---- Supplied data
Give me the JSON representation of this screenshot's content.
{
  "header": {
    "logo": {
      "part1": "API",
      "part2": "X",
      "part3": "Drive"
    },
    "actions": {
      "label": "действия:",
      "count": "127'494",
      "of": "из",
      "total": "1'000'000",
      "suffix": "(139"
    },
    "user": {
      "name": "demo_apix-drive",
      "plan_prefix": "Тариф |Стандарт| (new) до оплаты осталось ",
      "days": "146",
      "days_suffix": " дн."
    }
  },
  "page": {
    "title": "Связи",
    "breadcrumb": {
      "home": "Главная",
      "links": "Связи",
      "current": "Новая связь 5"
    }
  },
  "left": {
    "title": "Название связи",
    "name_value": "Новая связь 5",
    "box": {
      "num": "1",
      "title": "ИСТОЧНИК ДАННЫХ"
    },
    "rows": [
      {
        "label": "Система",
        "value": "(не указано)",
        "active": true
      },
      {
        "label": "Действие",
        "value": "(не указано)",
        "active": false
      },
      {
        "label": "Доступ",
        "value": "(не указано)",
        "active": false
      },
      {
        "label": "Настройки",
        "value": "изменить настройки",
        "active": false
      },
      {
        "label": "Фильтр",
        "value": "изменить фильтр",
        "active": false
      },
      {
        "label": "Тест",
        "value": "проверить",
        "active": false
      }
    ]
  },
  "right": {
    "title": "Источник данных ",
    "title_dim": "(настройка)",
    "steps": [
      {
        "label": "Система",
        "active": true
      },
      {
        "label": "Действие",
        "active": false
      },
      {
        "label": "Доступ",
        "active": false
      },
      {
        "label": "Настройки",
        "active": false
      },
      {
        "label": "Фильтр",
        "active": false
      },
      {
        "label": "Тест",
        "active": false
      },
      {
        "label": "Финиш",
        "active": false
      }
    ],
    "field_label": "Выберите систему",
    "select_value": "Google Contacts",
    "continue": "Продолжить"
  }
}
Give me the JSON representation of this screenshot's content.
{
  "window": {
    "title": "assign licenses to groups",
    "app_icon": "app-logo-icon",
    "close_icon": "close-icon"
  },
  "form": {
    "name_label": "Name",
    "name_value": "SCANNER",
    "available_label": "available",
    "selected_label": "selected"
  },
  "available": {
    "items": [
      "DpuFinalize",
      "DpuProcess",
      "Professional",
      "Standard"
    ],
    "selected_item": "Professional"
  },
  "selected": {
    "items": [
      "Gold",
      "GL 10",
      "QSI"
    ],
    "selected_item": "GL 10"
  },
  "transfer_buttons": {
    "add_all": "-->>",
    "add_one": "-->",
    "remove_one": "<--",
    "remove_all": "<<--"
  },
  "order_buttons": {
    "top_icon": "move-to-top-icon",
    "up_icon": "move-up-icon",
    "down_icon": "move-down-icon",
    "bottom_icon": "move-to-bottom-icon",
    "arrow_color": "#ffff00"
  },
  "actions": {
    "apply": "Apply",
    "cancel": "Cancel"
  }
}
--------
What the exercise asks: Restate the listing in full, word for word.

Solution below:
Give me the JSON representation of this screenshot's content.
{
  "header": {
    "logo": {
      "part1": "API",
      "part2": "X",
      "part3": "Drive"
    },
    "actions": {
      "label": "действия:",
      "count": "127'494",
      "of": "из",
      "total": "1'000'000",
      "suffix": "(139"
    },
    "user": {
      "name": "demo_apix-drive",
      "plan_prefix": "Тариф |Стандарт| (new) до оплаты осталось ",
      "days": "146",
      "days_suffix": " дн."
    }
  },
  "page": {
    "title": "Связи",
    "breadcrumb": {
      "home": "Главная",
      "links": "Связи",
      "current": "Новая связь 5"
    }
  },
  "left": {
    "title": "Название связи",
    "name_value": "Новая связь 5",
    "box": {
      "num": "1",
      "title": "ИСТОЧНИК ДАННЫХ"
    },
    "rows": [
      {
        "label": "Система",
        "value": "(не указано)",
        "active": true
      },
      {
        "label": "Действие",
        "value": "(не указано)",
        "active": false
      },
      {
        "label": "Доступ",
        "value": "(не указано)",
        "active": false
      },
      {
        "label": "Настройки",
        "value": "изменить настройки",
        "active": false
      },
      {
        "label": "Фильтр",
        "value": "изменить фильтр",
        "active": false
      },
      {
        "label": "Тест",
        "value": "проверить",
        "active": false
      }
    ]
  },
  "right": {
    "title": "Источник данных ",
    "title_dim": "(настройка)",
    "steps": [
      {
        "label": "Система",
        "active": true
      },
      {
        "label": "Действие",
        "active": false
      },
      {
        "label": "Доступ",
        "active": false
      },
      {
        "label": "Настройки",
        "active": false
      },
      {
        "label": "Фильтр",
        "active": false
      },
      {
        "label": "Тест",
        "active": false
      },
      {
        "label": "Финиш",
        "active": false
      }
    ],
    "field_label": "Выберите систему",
    "select_value": "Google Contacts",
    "continue": "Продолжить"
  }
}
Give me the JSON representation of this screenshot's content.
{
  "window": {
    "title": "assign licenses to groups",
    "app_icon": "app-logo-icon",
    "close_icon": "close-icon"
  },
  "form": {
    "name_label": "Name",
    "name_value": "SCANNER",
    "available_label": "available",
    "selected_label": "selected"
  },
  "available": {
    "items": [
      "DpuFinalize",
      "DpuProcess",
      "Professional",
      "Standard"
    ],
    "selected_item": "Professional"
  },
  "selected": {
    "items": [
      "Gold",
      "GL 10",
      "QSI"
    ],
    "selected_item": "GL 10"
  },
  "transfer_buttons": {
    "add_all": "-->>",
    "add_one": "-->",
    "remove_one": "<--",
    "remove_all": "<<--"
  },
  "order_buttons": {
    "top_icon": "move-to-top-icon",
    "up_icon": "move-up-icon",
    "down_icon": "move-down-icon",
    "bottom_icon": "move-to-bottom-icon",
    "arrow_color": "#ffff00"
  },
  "actions": {
    "apply": "Apply",
    "cancel": "Cancel"
  }
}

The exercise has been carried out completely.